++++ DATA LINES ++++
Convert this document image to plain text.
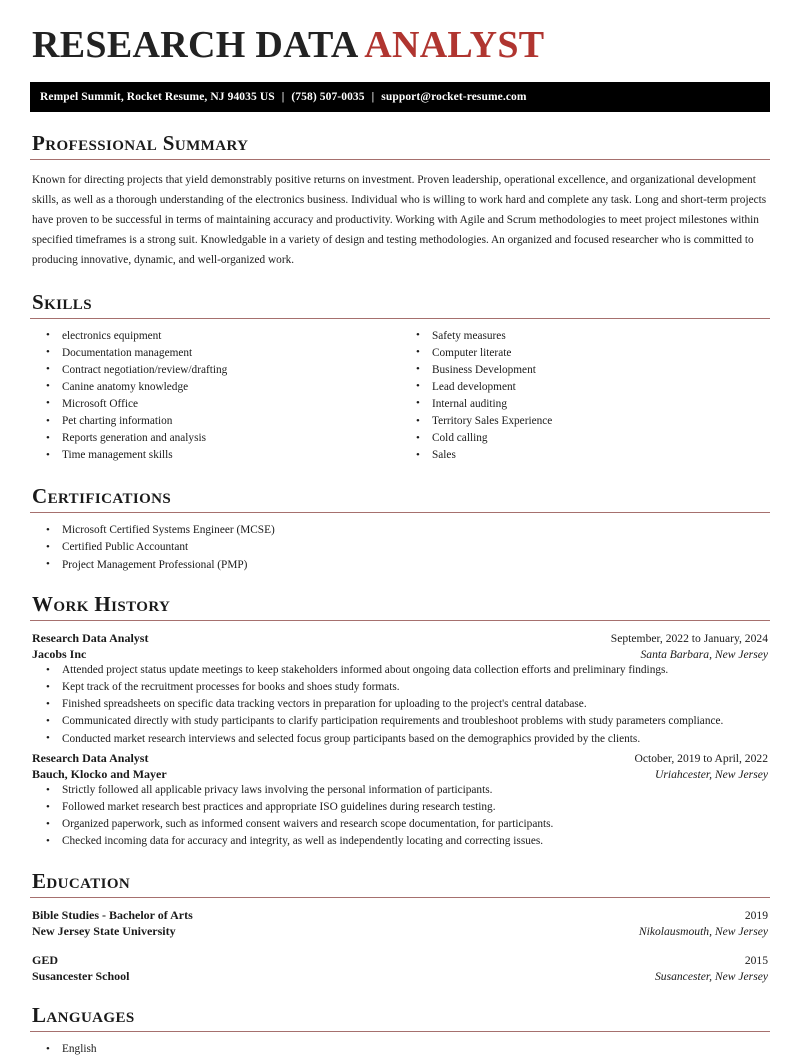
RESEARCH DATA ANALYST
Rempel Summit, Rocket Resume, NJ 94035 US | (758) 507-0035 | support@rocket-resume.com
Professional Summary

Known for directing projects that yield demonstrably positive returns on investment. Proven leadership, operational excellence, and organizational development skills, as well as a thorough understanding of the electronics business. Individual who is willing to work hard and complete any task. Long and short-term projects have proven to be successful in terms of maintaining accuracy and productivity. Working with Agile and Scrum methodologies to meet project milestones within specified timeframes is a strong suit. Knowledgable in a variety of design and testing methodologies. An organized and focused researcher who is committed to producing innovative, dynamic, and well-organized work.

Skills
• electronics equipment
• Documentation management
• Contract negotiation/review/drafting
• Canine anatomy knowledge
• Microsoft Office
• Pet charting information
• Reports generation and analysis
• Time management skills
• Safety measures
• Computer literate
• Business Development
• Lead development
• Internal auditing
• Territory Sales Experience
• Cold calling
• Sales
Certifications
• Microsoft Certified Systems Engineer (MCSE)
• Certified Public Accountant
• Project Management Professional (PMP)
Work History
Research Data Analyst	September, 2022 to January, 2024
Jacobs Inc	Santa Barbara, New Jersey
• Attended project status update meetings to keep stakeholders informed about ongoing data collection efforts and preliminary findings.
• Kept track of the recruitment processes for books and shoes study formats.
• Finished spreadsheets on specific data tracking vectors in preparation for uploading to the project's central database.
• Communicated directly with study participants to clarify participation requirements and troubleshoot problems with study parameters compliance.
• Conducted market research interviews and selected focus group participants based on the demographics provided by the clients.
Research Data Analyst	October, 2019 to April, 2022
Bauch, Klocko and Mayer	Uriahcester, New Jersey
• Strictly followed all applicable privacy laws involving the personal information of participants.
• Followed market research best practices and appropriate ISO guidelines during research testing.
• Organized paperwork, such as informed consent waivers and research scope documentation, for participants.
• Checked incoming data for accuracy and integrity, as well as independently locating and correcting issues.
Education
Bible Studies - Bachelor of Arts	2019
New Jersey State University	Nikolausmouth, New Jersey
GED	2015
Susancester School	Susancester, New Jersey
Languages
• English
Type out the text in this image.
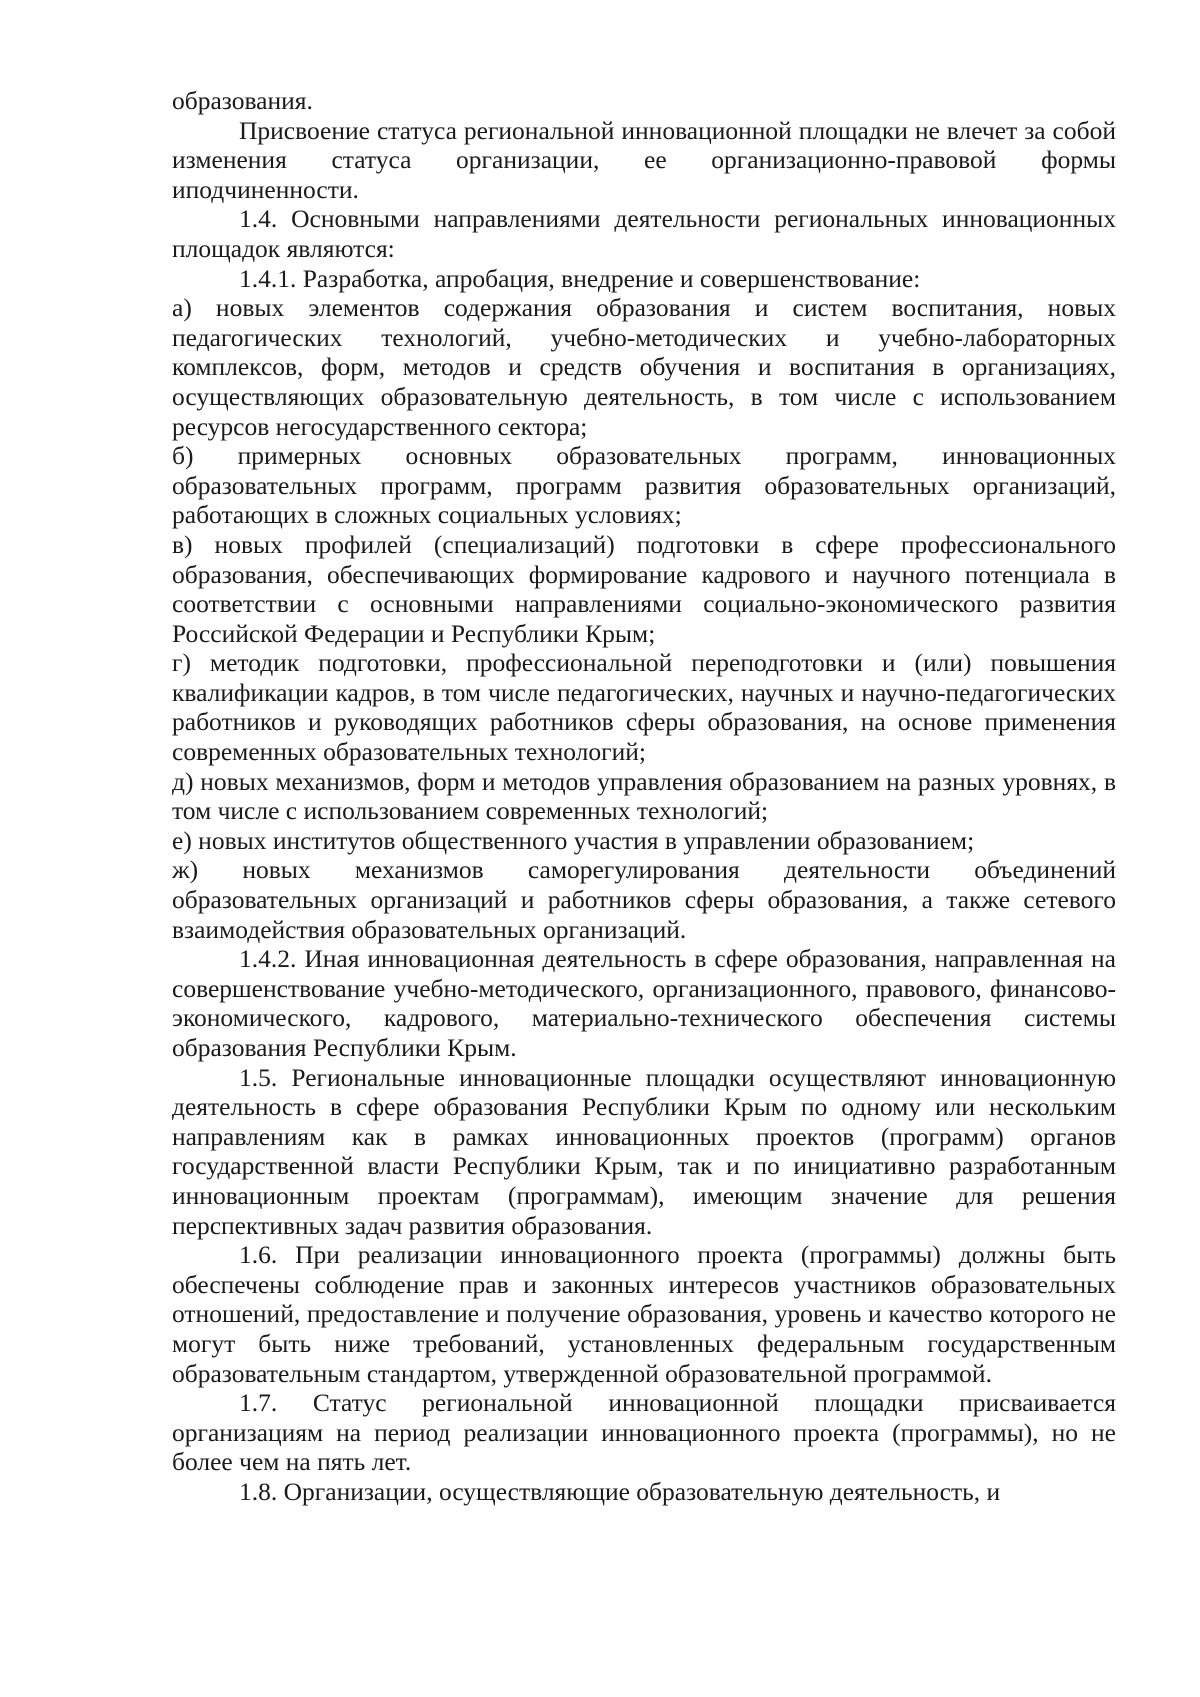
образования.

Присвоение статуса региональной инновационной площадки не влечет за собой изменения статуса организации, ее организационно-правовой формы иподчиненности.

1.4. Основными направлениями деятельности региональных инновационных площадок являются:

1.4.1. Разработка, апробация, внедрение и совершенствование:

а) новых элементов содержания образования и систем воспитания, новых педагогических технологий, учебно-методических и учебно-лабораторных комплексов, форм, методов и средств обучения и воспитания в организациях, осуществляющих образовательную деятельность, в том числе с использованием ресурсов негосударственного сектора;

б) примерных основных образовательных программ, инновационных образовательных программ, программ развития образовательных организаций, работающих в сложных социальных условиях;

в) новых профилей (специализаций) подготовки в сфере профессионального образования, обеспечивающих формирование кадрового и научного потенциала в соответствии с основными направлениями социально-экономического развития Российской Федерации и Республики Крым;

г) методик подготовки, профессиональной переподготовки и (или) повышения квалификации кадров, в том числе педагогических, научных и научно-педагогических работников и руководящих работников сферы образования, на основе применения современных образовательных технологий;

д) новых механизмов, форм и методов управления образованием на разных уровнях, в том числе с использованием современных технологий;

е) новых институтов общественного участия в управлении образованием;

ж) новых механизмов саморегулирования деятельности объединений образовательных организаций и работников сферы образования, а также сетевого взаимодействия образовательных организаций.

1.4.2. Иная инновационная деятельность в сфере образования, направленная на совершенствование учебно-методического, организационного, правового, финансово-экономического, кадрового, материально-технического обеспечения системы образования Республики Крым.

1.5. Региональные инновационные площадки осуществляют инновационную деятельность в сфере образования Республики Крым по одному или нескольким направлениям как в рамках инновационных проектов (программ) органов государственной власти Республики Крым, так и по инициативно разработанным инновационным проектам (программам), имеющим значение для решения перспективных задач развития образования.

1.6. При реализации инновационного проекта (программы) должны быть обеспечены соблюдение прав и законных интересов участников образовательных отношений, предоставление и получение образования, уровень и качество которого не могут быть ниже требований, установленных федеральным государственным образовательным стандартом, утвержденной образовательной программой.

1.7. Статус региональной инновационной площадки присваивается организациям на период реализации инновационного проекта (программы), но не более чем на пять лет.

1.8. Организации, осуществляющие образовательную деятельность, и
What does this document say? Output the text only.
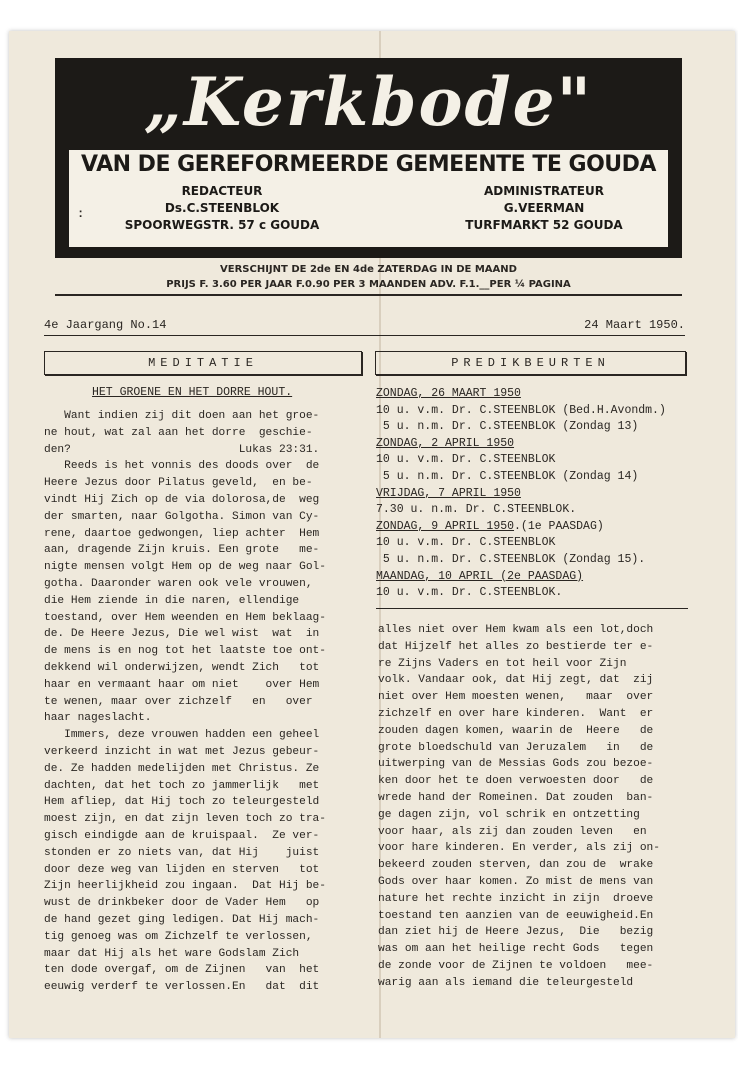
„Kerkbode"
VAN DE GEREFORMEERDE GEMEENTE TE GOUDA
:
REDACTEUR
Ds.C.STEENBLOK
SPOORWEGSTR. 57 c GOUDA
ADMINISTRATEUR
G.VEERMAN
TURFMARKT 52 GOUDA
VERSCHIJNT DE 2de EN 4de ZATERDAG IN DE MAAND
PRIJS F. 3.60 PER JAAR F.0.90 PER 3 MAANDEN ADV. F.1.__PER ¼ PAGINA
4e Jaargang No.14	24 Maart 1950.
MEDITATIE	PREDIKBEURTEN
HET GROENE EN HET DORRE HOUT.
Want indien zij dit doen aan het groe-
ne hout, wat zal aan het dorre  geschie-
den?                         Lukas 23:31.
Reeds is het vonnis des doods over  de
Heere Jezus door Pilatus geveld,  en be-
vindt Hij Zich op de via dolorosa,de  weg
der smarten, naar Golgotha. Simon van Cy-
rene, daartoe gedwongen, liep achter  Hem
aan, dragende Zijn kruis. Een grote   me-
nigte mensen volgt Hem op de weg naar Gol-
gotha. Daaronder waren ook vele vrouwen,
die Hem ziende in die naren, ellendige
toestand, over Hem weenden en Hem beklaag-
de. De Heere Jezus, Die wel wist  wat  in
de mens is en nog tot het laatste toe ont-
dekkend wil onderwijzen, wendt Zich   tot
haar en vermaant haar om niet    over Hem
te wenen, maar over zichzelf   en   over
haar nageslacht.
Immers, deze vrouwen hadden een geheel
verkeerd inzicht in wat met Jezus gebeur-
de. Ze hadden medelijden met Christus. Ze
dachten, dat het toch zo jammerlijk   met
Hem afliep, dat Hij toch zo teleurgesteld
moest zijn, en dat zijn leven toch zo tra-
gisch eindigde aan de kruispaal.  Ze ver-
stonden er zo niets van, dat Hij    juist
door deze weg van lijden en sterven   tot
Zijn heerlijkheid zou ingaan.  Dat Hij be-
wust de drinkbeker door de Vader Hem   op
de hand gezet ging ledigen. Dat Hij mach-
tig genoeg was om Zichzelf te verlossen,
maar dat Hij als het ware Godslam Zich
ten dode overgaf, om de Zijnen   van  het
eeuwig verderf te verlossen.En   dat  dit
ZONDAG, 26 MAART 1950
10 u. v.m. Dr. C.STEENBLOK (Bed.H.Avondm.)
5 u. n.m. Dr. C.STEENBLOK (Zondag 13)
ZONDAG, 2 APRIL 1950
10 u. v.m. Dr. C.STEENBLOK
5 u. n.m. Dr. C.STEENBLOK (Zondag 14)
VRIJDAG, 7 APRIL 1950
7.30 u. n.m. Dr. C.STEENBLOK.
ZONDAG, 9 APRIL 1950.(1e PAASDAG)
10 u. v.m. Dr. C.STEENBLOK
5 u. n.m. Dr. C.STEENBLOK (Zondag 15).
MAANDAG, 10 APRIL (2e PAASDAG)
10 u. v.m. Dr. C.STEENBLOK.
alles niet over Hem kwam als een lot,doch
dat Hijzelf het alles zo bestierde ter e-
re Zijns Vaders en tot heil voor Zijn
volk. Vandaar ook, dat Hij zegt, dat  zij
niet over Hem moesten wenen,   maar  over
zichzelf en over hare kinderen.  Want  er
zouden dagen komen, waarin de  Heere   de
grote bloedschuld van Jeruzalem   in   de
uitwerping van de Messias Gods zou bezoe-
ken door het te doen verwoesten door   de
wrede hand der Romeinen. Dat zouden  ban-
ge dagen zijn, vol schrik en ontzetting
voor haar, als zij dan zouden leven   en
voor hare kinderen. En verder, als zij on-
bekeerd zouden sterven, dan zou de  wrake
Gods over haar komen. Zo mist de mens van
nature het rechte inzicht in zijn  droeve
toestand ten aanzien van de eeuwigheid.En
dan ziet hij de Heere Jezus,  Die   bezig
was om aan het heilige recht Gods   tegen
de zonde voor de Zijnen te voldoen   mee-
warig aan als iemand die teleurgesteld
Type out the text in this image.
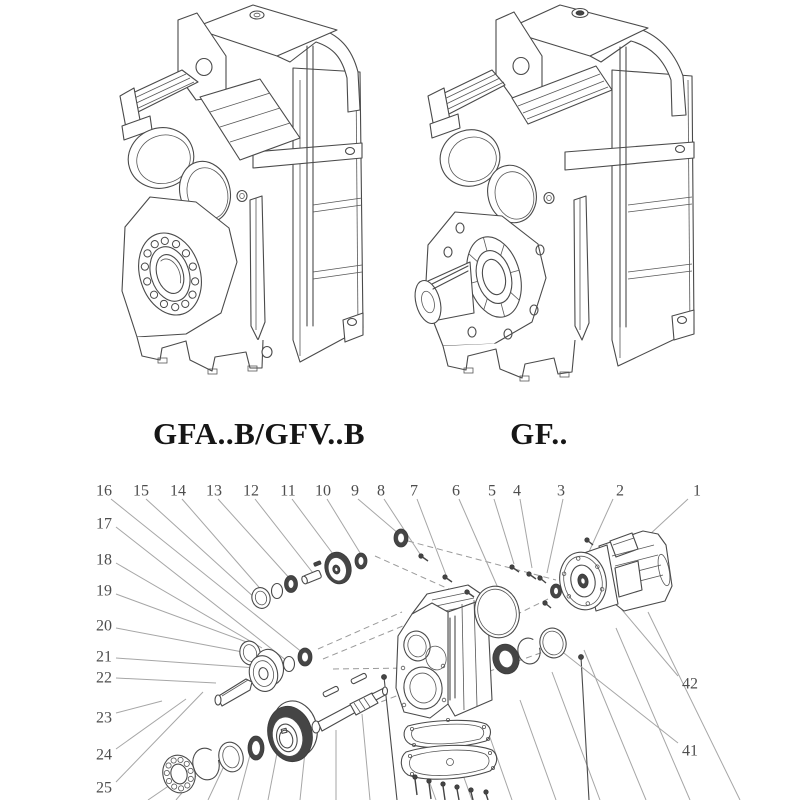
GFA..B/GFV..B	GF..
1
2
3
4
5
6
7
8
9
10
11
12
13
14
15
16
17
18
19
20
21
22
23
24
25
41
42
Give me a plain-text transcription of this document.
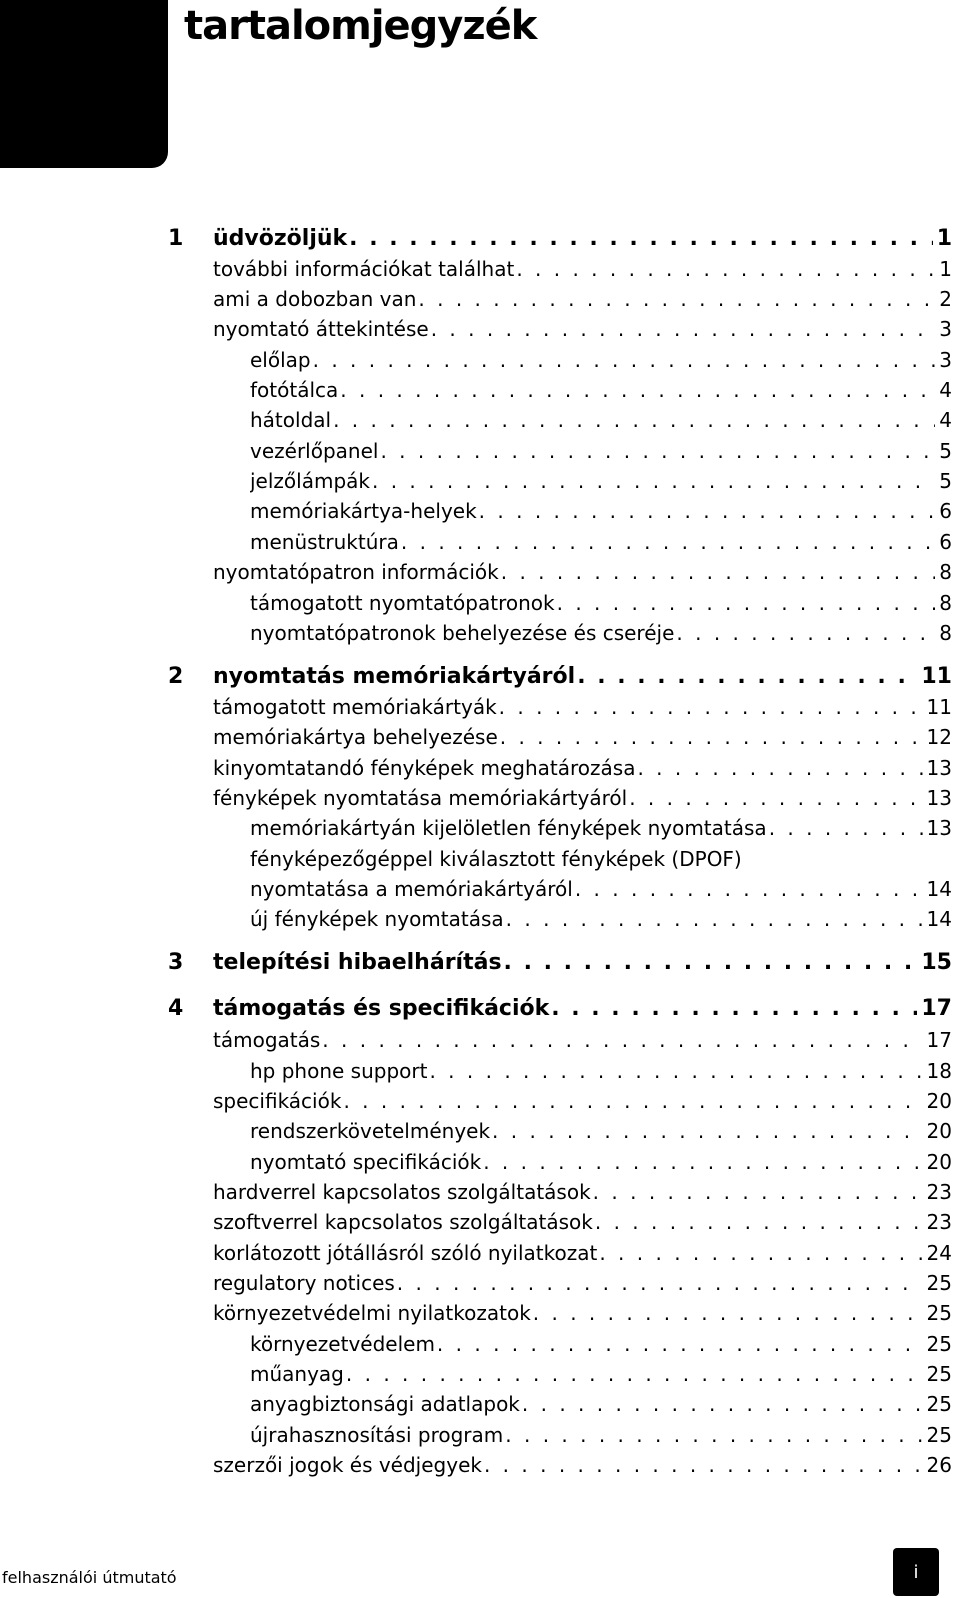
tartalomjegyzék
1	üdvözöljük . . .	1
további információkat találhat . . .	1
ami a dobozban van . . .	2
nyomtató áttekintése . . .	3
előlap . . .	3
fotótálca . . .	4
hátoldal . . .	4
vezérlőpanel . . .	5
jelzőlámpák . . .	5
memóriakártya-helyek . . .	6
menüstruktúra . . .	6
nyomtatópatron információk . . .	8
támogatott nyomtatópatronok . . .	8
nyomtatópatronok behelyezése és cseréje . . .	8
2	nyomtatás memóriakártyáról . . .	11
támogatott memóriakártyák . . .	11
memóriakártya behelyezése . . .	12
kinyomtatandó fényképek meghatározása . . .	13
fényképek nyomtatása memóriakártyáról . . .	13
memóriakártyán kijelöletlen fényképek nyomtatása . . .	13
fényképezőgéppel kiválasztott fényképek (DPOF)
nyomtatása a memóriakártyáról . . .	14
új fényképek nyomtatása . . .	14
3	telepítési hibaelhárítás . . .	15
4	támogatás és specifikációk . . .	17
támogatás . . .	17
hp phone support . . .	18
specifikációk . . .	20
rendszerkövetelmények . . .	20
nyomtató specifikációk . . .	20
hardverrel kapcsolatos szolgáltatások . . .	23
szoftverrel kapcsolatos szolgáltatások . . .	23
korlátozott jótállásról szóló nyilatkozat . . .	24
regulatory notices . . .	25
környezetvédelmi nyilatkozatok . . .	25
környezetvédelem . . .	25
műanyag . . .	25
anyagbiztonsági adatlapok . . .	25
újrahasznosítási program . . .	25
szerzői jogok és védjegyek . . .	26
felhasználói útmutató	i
++++
◆ PROBLEM DESCRIPTION ◆
Show the lines from the data above that contain the string "новых".

◆ TASK RESULT ◆
а) новых элементов содержания образования и систем воспитания, новых педагогических технологий, учебно-методических и учебно-лабораторных комплексов, форм, методов и средств обучения и воспитания в организациях, осуществляющих образовательную деятельность, в том числе с использованием ресурсов негосударственного сектора;
в) новых профилей (специализаций) подготовки в сфере профессионального образования, обеспечивающих формирование кадрового и научного потенциала в соответствии с основными направлениями социально-экономического развития Российской Федерации и Республики Крым;
д) новых механизмов, форм и методов управления образованием на разных уровнях, в том числе с использованием современных технологий;
е) новых институтов общественного участия в управлении образованием;
ж) новых механизмов саморегулирования деятельности объединений образовательных организаций и работников сферы образования, а также сетевого взаимодействия образовательных организаций.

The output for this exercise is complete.